● Task goal:
Copy out every line of the records where the string "Treatment" occurs.

+++

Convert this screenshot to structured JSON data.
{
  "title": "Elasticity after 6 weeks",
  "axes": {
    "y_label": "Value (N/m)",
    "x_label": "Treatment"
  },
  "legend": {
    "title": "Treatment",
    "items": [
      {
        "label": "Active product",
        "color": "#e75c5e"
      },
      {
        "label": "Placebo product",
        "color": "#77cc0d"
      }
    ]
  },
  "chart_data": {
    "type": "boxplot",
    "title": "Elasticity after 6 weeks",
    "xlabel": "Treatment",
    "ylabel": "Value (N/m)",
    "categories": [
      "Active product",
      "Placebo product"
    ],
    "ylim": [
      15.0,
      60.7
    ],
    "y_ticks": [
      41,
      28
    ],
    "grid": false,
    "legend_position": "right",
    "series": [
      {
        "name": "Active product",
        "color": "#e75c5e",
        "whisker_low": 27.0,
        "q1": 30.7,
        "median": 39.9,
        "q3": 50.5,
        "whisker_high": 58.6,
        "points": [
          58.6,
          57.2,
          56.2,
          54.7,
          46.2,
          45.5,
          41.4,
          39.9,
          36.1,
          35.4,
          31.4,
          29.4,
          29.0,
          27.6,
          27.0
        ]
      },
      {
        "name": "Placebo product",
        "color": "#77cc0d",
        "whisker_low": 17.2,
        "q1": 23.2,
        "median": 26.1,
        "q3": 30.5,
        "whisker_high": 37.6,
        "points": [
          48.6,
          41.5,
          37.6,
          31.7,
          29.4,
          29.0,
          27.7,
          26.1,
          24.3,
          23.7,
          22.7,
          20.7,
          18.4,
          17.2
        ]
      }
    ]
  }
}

+++

● Full answer:
    "x_label": "Treatment"
    "title": "Treatment",
    "xlabel": "Treatment",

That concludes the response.